[What you are asked to do]:
Pull every line containing "text" from the entries.
## START
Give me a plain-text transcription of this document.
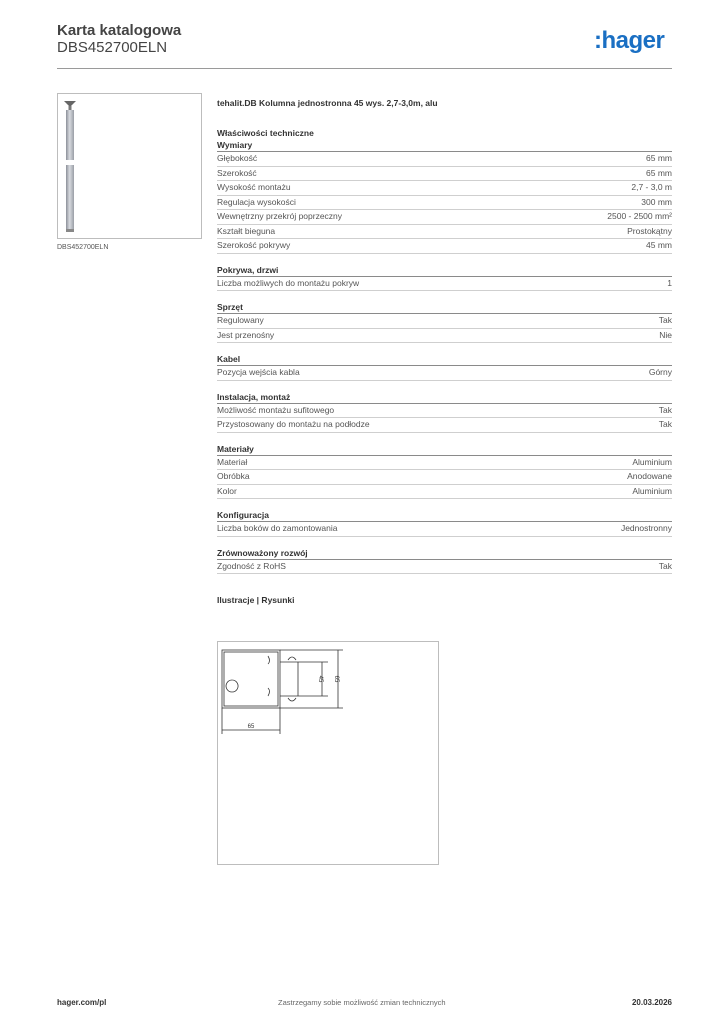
Karta katalogowa
DBS452700ELN	:hager
DBS452700ELN
tehalit.DB Kolumna jednostronna 45 wys. 2,7-3,0m, alu
Właściwości techniczne
Wymiary
Głębokość	65 mm
Szerokość	65 mm
Wysokość montażu	2,7 - 3,0 m
Regulacja wysokości	300 mm
Wewnętrzny przekrój poprzeczny	2500 - 2500 mm²
Kształt bieguna	Prostokątny
Szerokość pokrywy	45 mm
Pokrywa, drzwi
Liczba możliwych do montażu pokryw	1
Sprzęt
Regulowany	Tak
Jest przenośny	Nie
Kabel
Pozycja wejścia kabla	Górny
Instalacja, montaż
Możliwość montażu sufitowego	Tak
Przystosowany do montażu na podłodze	Tak
Materiały
Materiał	Aluminium
Obróbka	Anodowane
Kolor	Aluminium
Konfiguracja
Liczba boków do zamontowania	Jednostronny
Zrównoważony rozwój
Zgodność z RoHS	Tak
Ilustracje | Rysunki
65
45 65
hager.com/pl	Zastrzegamy sobie możliwość zmian technicznych	20.03.2026
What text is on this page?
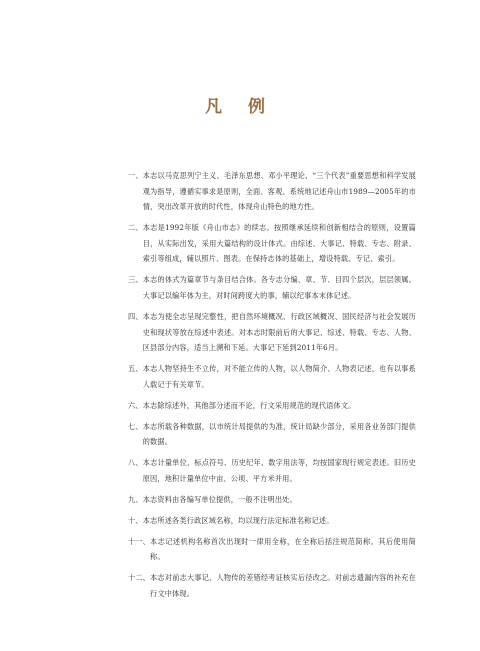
凡 例
一、 本志以马克思列宁主义、毛泽东思想、邓小平理论、“三个代表”重要思想和科学发展观为指导，遵循实事求是原则，全面、客观、系统地记述舟山市1989—2005年的市情，突出改革开放的时代性，体现舟山特色的地方性。
二、 本志是1992年版《舟山市志》的续志。按照继承延续和创新相结合的原则，设置篇目，从实际出发，采用大篇结构的设计体式。由综述、大事记、特载、专志、附录、索引等组成，辅以照片、图表。在保持志体的基础上，增设特载、专记、索引。
三、 本志的体式为篇章节与条目结合体。各专志分编、章、节、目四个层次，层层领属。大事记以编年体为主，对时间跨度大的事，辅以纪事本末体记述。
四、 本志为使全志呈现完整性，把自然环境概况、行政区域概况、国民经济与社会发展历史和现状等放在综述中表述。对本志时限前后的大事记、综述、特载、专志、人物、区县部分内容，适当上溯和下延。大事记下延到2011年6月。
五、 本志人物坚持生不立传，对不能立传的人物，以人物简介、人物表记述，也有以事系人载记于有关章节。
六、 本志除综述外，其他部分述而不论，行文采用规范的现代语体文。
七、 本志所载各种数据，以市统计局提供的为准，统计局缺少部分，采用各业务部门提供的数据。
八、 本志计量单位、标点符号、历史纪年、数字用法等，均按国家现行规定表述。旧历史原因，地积计量单位中亩、公顷、平方米并用。
九、 本志资料由各编写单位提供，一般不注明出处。
十、 本志所述各类行政区域名称，均以现行法定标准名称记述。
十一、 本志记述机构名称首次出现时一律用全称，在全称后括注规范简称。其后使用简称。
十二、 本志对前志大事记、人物传的差错经考证核实后径改之。对前志遗漏内容的补充在行文中体现。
## END
[Result below]:
Give me a plain-text transcription of this document.
What text is on this page?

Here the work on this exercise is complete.